→ Material:

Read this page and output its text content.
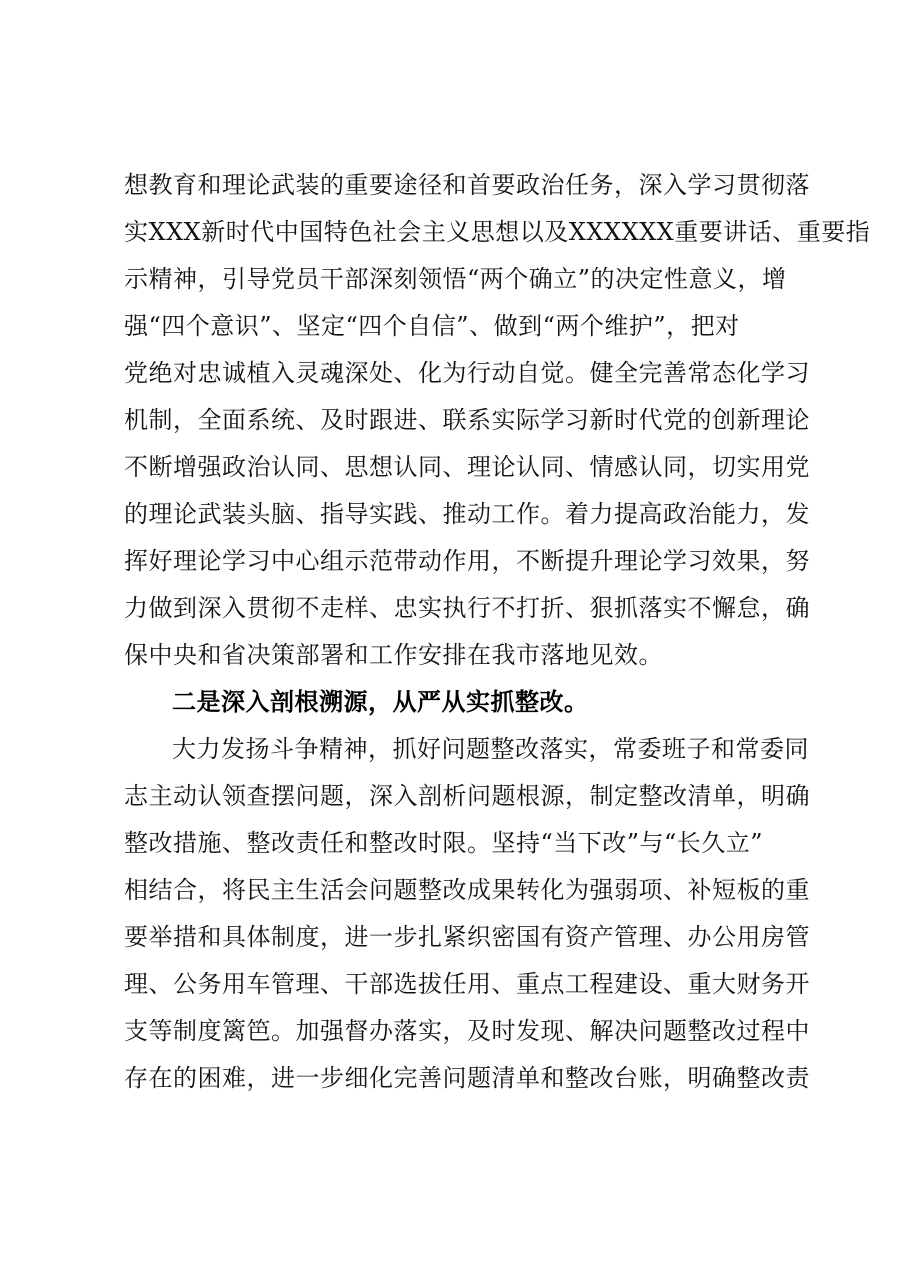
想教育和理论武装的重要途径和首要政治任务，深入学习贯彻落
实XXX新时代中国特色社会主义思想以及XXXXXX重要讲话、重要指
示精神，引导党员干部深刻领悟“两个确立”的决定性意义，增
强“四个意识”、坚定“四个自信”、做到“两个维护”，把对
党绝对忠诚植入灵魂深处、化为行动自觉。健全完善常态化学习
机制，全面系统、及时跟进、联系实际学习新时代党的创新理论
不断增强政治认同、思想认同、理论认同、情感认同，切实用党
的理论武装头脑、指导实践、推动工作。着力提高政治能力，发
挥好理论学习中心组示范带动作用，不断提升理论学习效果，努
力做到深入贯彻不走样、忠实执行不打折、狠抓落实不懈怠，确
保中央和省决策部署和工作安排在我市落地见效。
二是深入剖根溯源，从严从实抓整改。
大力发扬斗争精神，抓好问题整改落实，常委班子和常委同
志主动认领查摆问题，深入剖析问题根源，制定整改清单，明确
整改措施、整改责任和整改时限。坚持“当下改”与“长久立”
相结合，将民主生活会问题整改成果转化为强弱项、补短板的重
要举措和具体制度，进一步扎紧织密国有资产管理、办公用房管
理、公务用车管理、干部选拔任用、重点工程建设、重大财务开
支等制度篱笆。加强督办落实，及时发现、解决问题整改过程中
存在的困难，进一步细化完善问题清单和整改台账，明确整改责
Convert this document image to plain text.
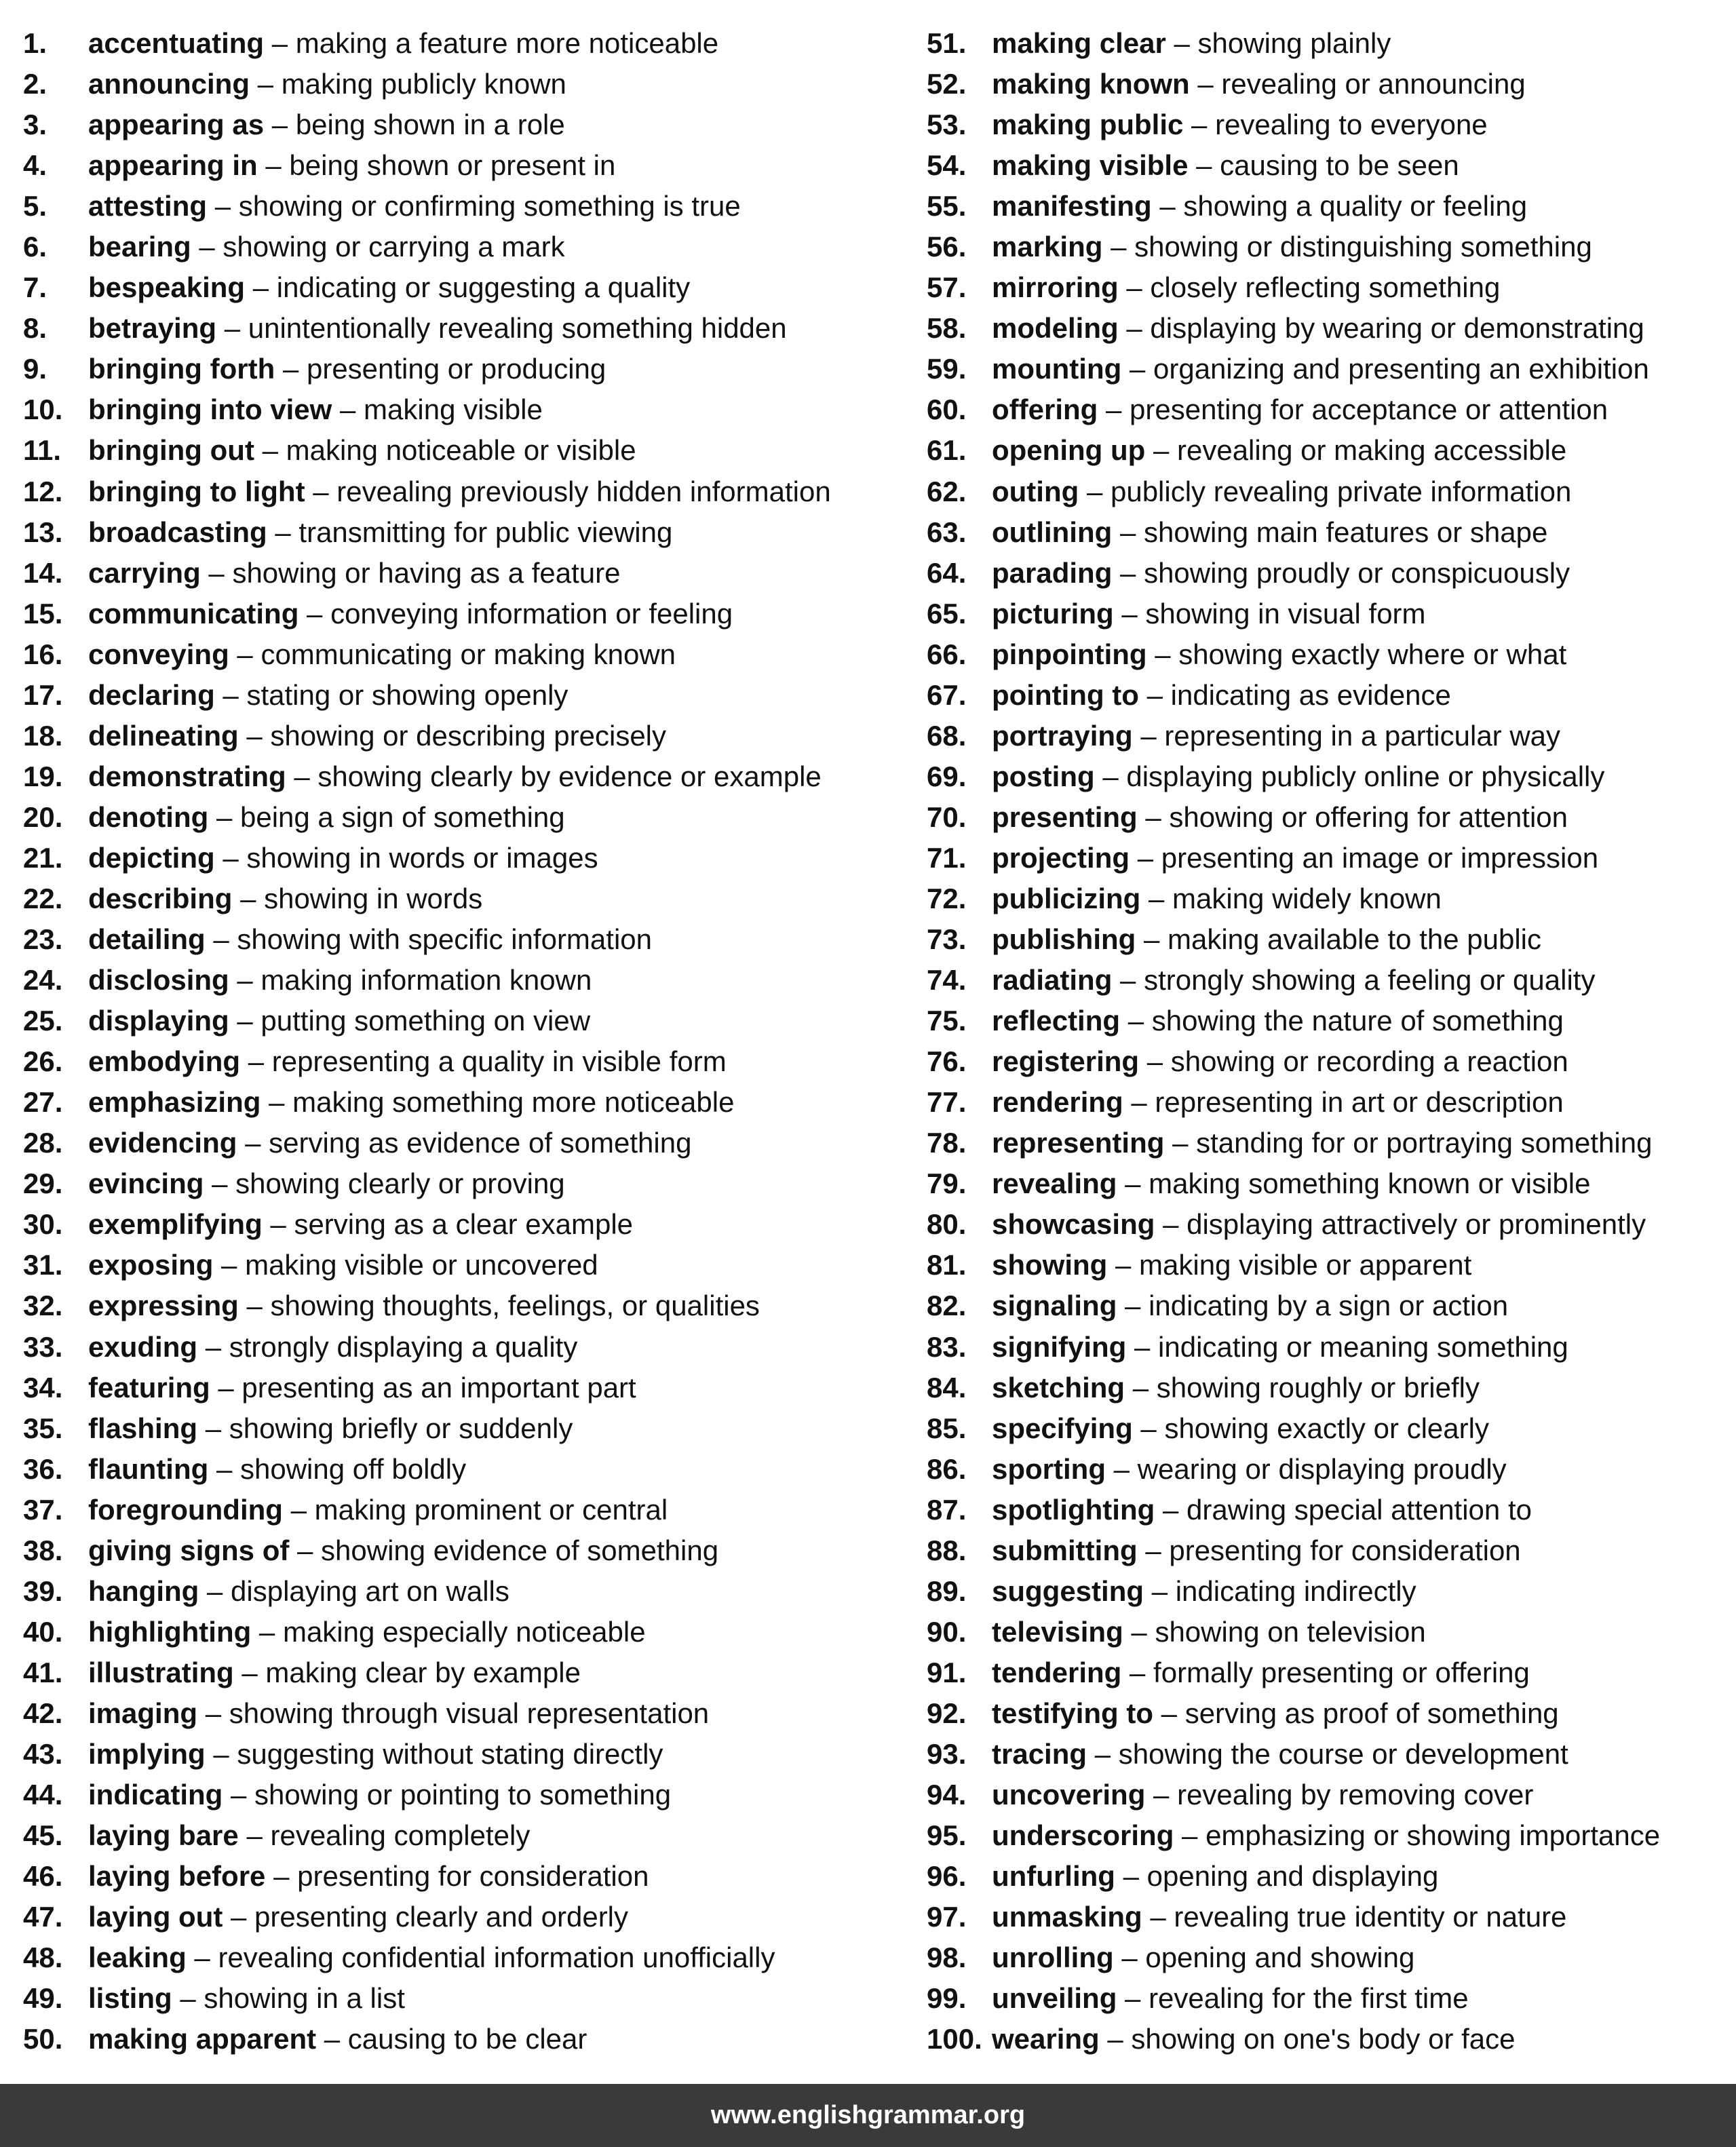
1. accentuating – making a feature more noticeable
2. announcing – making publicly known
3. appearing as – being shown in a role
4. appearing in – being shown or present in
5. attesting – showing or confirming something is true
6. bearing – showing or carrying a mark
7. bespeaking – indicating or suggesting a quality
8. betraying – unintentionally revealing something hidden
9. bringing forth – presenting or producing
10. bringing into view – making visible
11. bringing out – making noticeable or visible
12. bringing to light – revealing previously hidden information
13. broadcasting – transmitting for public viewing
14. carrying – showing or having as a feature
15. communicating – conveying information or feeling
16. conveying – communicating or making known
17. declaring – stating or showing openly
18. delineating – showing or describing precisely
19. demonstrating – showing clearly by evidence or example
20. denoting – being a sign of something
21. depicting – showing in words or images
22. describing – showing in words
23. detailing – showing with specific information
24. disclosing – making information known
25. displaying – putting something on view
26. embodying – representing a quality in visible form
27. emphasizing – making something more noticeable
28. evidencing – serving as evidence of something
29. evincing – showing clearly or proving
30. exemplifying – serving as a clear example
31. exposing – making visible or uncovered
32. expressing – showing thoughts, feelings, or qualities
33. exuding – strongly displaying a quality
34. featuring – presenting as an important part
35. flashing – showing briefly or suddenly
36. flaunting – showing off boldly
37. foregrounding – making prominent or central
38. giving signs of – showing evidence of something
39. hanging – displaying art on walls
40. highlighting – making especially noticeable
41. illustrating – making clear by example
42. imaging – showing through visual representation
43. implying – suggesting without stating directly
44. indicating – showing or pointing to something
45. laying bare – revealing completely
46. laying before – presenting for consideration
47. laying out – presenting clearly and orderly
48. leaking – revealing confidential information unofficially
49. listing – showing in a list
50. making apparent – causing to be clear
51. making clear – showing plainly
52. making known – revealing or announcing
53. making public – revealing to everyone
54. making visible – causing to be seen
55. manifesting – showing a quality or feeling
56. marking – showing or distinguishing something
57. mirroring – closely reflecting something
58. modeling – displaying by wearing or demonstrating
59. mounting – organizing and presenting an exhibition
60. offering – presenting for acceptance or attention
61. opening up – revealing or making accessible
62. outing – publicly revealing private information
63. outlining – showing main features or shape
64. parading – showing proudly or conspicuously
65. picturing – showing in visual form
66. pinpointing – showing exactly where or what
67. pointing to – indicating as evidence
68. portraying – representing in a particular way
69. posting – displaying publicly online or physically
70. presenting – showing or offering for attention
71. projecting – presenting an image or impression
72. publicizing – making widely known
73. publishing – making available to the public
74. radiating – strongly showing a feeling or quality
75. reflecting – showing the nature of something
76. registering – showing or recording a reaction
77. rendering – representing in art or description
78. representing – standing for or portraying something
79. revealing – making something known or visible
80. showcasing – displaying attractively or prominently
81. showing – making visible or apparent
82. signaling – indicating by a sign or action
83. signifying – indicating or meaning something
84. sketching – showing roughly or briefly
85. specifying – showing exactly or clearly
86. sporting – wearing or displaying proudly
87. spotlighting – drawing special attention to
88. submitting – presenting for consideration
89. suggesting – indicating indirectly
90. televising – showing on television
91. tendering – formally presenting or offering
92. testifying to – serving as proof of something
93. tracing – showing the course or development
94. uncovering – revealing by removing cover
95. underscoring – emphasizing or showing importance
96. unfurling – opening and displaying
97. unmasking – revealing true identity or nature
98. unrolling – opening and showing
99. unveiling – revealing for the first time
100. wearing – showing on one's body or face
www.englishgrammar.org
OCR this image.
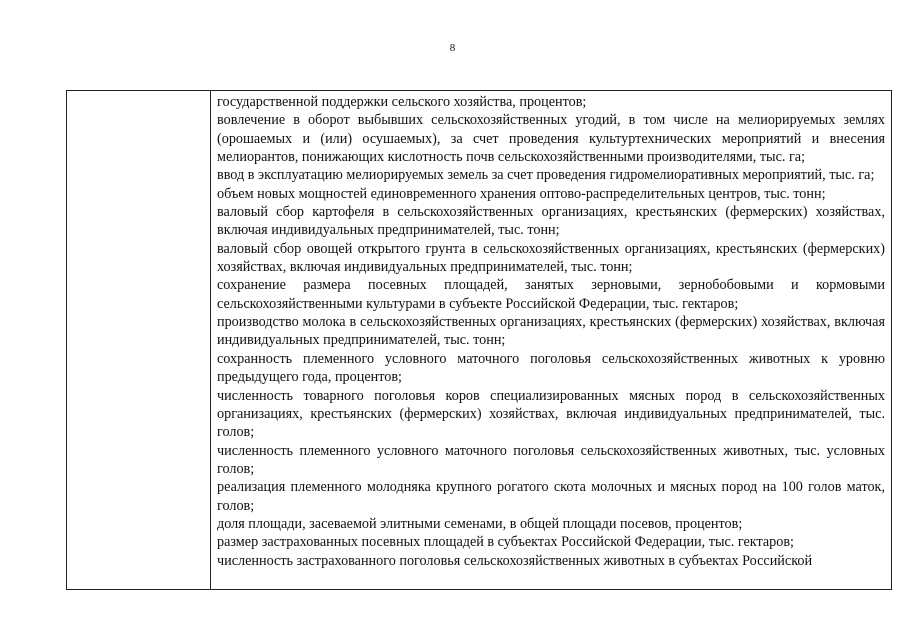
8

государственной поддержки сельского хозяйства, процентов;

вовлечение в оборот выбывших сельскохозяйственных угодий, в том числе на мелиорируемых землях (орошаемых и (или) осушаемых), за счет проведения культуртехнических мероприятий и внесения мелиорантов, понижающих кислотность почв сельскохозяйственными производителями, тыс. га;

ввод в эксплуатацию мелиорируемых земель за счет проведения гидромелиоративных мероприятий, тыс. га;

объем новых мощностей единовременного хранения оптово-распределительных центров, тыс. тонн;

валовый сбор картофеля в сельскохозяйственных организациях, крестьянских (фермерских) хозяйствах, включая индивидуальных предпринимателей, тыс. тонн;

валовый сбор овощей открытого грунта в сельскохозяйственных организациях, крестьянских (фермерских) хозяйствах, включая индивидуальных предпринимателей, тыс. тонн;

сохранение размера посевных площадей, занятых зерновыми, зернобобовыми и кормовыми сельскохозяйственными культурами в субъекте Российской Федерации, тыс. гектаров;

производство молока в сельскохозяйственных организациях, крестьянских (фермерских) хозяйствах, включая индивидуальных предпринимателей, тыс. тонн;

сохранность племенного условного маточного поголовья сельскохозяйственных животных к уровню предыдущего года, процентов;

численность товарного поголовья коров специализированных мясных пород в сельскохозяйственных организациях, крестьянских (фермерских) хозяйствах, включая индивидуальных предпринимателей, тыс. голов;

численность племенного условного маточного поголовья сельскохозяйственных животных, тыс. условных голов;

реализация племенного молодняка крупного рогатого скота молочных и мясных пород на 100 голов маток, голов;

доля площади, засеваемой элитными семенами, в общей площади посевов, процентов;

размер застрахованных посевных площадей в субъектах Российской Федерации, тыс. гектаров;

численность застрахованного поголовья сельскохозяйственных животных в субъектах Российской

→ What this task involves:
Quote each line of the listing exactly, but leave the pictures out.

→ Reply to the task:
Read this page and output its text content.
想教育和理论武装的重要途径和首要政治任务，深入学习贯彻落
实XXX新时代中国特色社会主义思想以及XXXXXX重要讲话、重要指
示精神，引导党员干部深刻领悟“两个确立”的决定性意义，增
强“四个意识”、坚定“四个自信”、做到“两个维护”，把对
党绝对忠诚植入灵魂深处、化为行动自觉。健全完善常态化学习
机制，全面系统、及时跟进、联系实际学习新时代党的创新理论
不断增强政治认同、思想认同、理论认同、情感认同，切实用党
的理论武装头脑、指导实践、推动工作。着力提高政治能力，发
挥好理论学习中心组示范带动作用，不断提升理论学习效果，努
力做到深入贯彻不走样、忠实执行不打折、狠抓落实不懈怠，确
保中央和省决策部署和工作安排在我市落地见效。
二是深入剖根溯源，从严从实抓整改。
大力发扬斗争精神，抓好问题整改落实，常委班子和常委同
志主动认领查摆问题，深入剖析问题根源，制定整改清单，明确
整改措施、整改责任和整改时限。坚持“当下改”与“长久立”
相结合，将民主生活会问题整改成果转化为强弱项、补短板的重
要举措和具体制度，进一步扎紧织密国有资产管理、办公用房管
理、公务用车管理、干部选拔任用、重点工程建设、重大财务开
支等制度篱笆。加强督办落实，及时发现、解决问题整改过程中
存在的困难，进一步细化完善问题清单和整改台账，明确整改责
Convert this document image to plain text.
1. accentuating – making a feature more noticeable
2. announcing – making publicly known
3. appearing as – being shown in a role
4. appearing in – being shown or present in
5. attesting – showing or confirming something is true
6. bearing – showing or carrying a mark
7. bespeaking – indicating or suggesting a quality
8. betraying – unintentionally revealing something hidden
9. bringing forth – presenting or producing
10. bringing into view – making visible
11. bringing out – making noticeable or visible
12. bringing to light – revealing previously hidden information
13. broadcasting – transmitting for public viewing
14. carrying – showing or having as a feature
15. communicating – conveying information or feeling
16. conveying – communicating or making known
17. declaring – stating or showing openly
18. delineating – showing or describing precisely
19. demonstrating – showing clearly by evidence or example
20. denoting – being a sign of something
21. depicting – showing in words or images
22. describing – showing in words
23. detailing – showing with specific information
24. disclosing – making information known
25. displaying – putting something on view
26. embodying – representing a quality in visible form
27. emphasizing – making something more noticeable
28. evidencing – serving as evidence of something
29. evincing – showing clearly or proving
30. exemplifying – serving as a clear example
31. exposing – making visible or uncovered
32. expressing – showing thoughts, feelings, or qualities
33. exuding – strongly displaying a quality
34. featuring – presenting as an important part
35. flashing – showing briefly or suddenly
36. flaunting – showing off boldly
37. foregrounding – making prominent or central
38. giving signs of – showing evidence of something
39. hanging – displaying art on walls
40. highlighting – making especially noticeable
41. illustrating – making clear by example
42. imaging – showing through visual representation
43. implying – suggesting without stating directly
44. indicating – showing or pointing to something
45. laying bare – revealing completely
46. laying before – presenting for consideration
47. laying out – presenting clearly and orderly
48. leaking – revealing confidential information unofficially
49. listing – showing in a list
50. making apparent – causing to be clear
51. making clear – showing plainly
52. making known – revealing or announcing
53. making public – revealing to everyone
54. making visible – causing to be seen
55. manifesting – showing a quality or feeling
56. marking – showing or distinguishing something
57. mirroring – closely reflecting something
58. modeling – displaying by wearing or demonstrating
59. mounting – organizing and presenting an exhibition
60. offering – presenting for acceptance or attention
61. opening up – revealing or making accessible
62. outing – publicly revealing private information
63. outlining – showing main features or shape
64. parading – showing proudly or conspicuously
65. picturing – showing in visual form
66. pinpointing – showing exactly where or what
67. pointing to – indicating as evidence
68. portraying – representing in a particular way
69. posting – displaying publicly online or physically
70. presenting – showing or offering for attention
71. projecting – presenting an image or impression
72. publicizing – making widely known
73. publishing – making available to the public
74. radiating – strongly showing a feeling or quality
75. reflecting – showing the nature of something
76. registering – showing or recording a reaction
77. rendering – representing in art or description
78. representing – standing for or portraying something
79. revealing – making something known or visible
80. showcasing – displaying attractively or prominently
81. showing – making visible or apparent
82. signaling – indicating by a sign or action
83. signifying – indicating or meaning something
84. sketching – showing roughly or briefly
85. specifying – showing exactly or clearly
86. sporting – wearing or displaying proudly
87. spotlighting – drawing special attention to
88. submitting – presenting for consideration
89. suggesting – indicating indirectly
90. televising – showing on television
91. tendering – formally presenting or offering
92. testifying to – serving as proof of something
93. tracing – showing the course or development
94. uncovering – revealing by removing cover
95. underscoring – emphasizing or showing importance
96. unfurling – opening and displaying
97. unmasking – revealing true identity or nature
98. unrolling – opening and showing
99. unveiling – revealing for the first time
100. wearing – showing on one's body or face
www.englishgrammar.org
OCR this image.
8

государственной поддержки сельского хозяйства, процентов;

вовлечение в оборот выбывших сельскохозяйственных угодий, в том числе на мелиорируемых землях (орошаемых и (или) осушаемых), за счет проведения культуртехнических мероприятий и внесения мелиорантов, понижающих кислотность почв сельскохозяйственными производителями, тыс. га;

ввод в эксплуатацию мелиорируемых земель за счет проведения гидромелиоративных мероприятий, тыс. га;

объем новых мощностей единовременного хранения оптово-распределительных центров, тыс. тонн;

валовый сбор картофеля в сельскохозяйственных организациях, крестьянских (фермерских) хозяйствах, включая индивидуальных предпринимателей, тыс. тонн;

валовый сбор овощей открытого грунта в сельскохозяйственных организациях, крестьянских (фермерских) хозяйствах, включая индивидуальных предпринимателей, тыс. тонн;

сохранение размера посевных площадей, занятых зерновыми, зернобобовыми и кормовыми сельскохозяйственными культурами в субъекте Российской Федерации, тыс. гектаров;

производство молока в сельскохозяйственных организациях, крестьянских (фермерских) хозяйствах, включая индивидуальных предпринимателей, тыс. тонн;

сохранность племенного условного маточного поголовья сельскохозяйственных животных к уровню предыдущего года, процентов;

численность товарного поголовья коров специализированных мясных пород в сельскохозяйственных организациях, крестьянских (фермерских) хозяйствах, включая индивидуальных предпринимателей, тыс. голов;

численность племенного условного маточного поголовья сельскохозяйственных животных, тыс. условных голов;

реализация племенного молодняка крупного рогатого скота молочных и мясных пород на 100 голов маток, голов;

доля площади, засеваемой элитными семенами, в общей площади посевов, процентов;

размер застрахованных посевных площадей в субъектах Российской Федерации, тыс. гектаров;

численность застрахованного поголовья сельскохозяйственных животных в субъектах Российской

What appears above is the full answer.